> EXERCISE OBJECTIVE:
Can you reproduce the passage on ISI's claim over Jabhat al-Nusra, starting at the words "JN, according to" and stopping after "moment so different.", with "soldiers" changed to "fighters"?

In an official statement issued yesterday, the al-Qaeda-affiliated Islamic State of Iraq (ISI) officially claimed Syria’s Jabhat al-Nusra (JN) as its own product and subsidiary. The audio message from ISI’s emir, Abu Bakr al-Husayni al-Qurashi al-Baghdadi, confirmed once and for all JN’s status as an al-Qaeda offshoot established by ISI—a link JN leaders have long played down or denied. It also significantly revised jihadi nomenclature for the region. The names of “the Islamic State of Iraq” and “Jabhat al-Nusra,” decreed al-Baghdadi, are hereby void; the two groups are now combined under the joint name of “the Islamic State of Iraq and Greater Syria” (al-dawla al-islamiyya fi al-‘iraq wa-l-sham; ISIGS). Thus will the “banner” of jihad achieve further unity.

A commitment to global jihad

JN, according to al-Baghdadi, was from the first an “extension” and “part” of ISI. Providing little in the way of details, he explains rather matter-of-factly how ISI early on sent—“deputized”—Abu Muhammad al-Jawlani, one of ISI’s “soldiers,” to Syria along with a number of foreign colleagues to establish JN and recruit local Syrians. Al-Baghdadi justifies not proclaiming the connection between ISI and JN until now out of fear that the media would engage in harmful “distortion.” It is unclear why he finds this particular moment so different.

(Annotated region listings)
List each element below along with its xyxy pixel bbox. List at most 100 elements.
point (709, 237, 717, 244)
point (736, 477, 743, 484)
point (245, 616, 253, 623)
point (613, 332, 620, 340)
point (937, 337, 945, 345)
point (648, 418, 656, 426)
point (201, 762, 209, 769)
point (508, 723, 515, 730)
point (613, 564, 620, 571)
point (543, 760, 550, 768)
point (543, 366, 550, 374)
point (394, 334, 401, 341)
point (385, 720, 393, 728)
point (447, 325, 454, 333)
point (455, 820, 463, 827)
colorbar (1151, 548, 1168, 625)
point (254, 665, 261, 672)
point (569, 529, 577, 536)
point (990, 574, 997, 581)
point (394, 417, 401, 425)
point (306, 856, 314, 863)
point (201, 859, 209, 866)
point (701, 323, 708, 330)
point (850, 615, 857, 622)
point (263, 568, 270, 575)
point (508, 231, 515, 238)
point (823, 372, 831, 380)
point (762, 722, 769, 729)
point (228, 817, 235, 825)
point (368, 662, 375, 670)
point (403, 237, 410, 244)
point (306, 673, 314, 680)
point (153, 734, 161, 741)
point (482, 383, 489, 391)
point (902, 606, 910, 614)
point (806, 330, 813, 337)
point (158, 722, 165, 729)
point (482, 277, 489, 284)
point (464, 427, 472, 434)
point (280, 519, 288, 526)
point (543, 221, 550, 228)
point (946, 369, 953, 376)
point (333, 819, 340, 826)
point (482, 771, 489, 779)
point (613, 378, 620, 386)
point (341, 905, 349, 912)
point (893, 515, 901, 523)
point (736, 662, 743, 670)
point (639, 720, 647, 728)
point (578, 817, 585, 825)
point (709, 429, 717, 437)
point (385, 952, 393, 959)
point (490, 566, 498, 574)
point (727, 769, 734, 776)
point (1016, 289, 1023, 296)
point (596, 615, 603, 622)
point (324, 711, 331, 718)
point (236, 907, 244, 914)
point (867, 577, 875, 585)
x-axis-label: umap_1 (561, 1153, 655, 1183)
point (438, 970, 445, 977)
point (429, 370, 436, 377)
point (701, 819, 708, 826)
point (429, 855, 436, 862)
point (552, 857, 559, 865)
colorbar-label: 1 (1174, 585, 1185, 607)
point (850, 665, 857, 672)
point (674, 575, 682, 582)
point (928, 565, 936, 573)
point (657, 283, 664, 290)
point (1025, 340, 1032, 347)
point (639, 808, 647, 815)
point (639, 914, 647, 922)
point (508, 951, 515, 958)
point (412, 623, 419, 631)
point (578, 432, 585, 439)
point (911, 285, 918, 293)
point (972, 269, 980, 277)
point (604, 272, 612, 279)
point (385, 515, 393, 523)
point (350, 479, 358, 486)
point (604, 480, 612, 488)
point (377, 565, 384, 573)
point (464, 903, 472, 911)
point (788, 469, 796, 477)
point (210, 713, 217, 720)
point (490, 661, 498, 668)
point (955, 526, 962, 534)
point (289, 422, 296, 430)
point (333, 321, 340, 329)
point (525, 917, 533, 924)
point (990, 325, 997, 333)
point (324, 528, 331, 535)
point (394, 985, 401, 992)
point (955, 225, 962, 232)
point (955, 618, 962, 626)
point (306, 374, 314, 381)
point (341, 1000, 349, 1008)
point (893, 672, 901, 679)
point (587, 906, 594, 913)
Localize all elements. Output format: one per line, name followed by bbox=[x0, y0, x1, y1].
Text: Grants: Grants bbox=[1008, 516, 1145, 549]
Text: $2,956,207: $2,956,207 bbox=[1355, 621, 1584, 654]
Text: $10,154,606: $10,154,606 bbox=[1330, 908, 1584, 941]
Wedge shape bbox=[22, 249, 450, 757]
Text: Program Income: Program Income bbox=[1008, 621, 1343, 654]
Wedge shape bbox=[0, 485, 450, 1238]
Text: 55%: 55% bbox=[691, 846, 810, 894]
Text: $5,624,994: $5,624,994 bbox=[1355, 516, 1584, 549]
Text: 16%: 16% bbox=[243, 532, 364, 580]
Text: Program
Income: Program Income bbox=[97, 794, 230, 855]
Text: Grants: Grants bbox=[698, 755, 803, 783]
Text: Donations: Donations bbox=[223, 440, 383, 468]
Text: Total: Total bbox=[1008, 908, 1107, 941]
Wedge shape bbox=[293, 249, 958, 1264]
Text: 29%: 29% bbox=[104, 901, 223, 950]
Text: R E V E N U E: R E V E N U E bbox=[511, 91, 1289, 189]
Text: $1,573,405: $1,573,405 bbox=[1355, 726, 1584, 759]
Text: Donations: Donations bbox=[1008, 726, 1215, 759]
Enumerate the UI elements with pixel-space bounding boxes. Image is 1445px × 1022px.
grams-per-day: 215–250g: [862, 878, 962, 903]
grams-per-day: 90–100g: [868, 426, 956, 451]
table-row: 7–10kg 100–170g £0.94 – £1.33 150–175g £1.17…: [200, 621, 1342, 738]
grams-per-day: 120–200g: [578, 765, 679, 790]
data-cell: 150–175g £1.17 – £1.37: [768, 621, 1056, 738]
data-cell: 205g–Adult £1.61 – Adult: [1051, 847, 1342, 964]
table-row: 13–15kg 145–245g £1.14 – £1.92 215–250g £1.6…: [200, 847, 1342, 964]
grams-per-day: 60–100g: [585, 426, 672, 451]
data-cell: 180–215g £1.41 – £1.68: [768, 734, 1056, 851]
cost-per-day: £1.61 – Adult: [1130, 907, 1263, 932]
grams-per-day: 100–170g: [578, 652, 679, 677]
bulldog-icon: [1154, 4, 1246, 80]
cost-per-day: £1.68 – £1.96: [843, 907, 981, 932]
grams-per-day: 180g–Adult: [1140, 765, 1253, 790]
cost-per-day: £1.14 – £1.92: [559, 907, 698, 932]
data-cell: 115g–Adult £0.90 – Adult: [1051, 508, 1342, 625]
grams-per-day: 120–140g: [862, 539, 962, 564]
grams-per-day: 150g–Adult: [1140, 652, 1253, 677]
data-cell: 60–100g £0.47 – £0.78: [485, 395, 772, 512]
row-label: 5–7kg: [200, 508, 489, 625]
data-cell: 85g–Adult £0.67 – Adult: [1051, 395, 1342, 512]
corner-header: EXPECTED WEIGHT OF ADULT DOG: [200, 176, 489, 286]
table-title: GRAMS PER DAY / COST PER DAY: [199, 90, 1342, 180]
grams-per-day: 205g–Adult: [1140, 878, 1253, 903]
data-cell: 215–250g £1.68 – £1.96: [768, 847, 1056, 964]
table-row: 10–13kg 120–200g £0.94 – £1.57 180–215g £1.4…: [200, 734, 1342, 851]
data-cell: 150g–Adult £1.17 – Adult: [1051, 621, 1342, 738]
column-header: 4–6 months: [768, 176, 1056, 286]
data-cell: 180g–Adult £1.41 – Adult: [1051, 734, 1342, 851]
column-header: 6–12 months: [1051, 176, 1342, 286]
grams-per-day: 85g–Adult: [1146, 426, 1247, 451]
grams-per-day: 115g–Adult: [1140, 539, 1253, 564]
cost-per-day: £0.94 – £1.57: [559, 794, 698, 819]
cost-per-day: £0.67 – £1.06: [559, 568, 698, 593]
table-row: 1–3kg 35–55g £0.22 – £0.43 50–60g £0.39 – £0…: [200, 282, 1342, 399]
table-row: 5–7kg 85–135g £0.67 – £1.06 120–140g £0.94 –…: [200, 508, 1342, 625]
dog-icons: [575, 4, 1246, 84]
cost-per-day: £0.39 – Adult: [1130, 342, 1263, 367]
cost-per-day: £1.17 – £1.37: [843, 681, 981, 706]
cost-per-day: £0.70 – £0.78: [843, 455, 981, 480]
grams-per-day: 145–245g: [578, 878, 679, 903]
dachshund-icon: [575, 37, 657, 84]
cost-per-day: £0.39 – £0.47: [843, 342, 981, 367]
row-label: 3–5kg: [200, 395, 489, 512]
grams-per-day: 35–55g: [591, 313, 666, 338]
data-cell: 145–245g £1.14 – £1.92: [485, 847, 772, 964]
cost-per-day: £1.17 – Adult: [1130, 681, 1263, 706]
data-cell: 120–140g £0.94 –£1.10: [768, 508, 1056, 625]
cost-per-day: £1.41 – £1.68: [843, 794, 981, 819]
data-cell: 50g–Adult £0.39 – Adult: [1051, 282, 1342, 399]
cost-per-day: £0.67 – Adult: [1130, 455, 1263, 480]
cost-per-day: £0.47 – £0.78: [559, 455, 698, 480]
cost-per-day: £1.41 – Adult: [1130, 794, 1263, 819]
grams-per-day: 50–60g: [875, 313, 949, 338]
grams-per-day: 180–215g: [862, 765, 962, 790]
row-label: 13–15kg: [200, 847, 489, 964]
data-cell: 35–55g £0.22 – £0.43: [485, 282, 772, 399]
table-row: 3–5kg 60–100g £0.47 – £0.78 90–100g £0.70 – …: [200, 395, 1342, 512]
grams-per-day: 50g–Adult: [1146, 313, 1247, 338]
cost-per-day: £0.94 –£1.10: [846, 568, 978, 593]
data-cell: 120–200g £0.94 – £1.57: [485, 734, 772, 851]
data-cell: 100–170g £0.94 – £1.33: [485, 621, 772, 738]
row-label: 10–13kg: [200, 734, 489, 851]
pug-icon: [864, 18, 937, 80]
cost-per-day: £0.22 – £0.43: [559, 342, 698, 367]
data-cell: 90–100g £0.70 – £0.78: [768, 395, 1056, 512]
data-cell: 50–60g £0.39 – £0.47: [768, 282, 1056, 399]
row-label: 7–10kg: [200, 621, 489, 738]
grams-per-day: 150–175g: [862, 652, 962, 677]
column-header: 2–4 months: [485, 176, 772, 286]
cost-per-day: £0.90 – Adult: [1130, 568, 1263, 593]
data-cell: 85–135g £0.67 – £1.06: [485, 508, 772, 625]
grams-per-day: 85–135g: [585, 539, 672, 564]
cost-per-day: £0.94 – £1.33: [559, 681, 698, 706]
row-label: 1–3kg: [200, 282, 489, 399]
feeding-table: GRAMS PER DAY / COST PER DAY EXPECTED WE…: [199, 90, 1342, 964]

> EXERCISE RESULT:
JN, according to al-Baghdadi, was from the first an “extension” and “part” of ISI. Providing little in the way of details, he explains rather matter-of-factly how ISI early on sent—“deputized”—Abu Muhammad al-Jawlani, one of ISI’s “fighters,” to Syria along with a number of foreign colleagues to establish JN and recruit local Syrians. Al-Baghdadi justifies not proclaiming the connection between ISI and JN until now out of fear that the media would engage in harmful “distortion.” It is unclear why he finds this particular moment so different.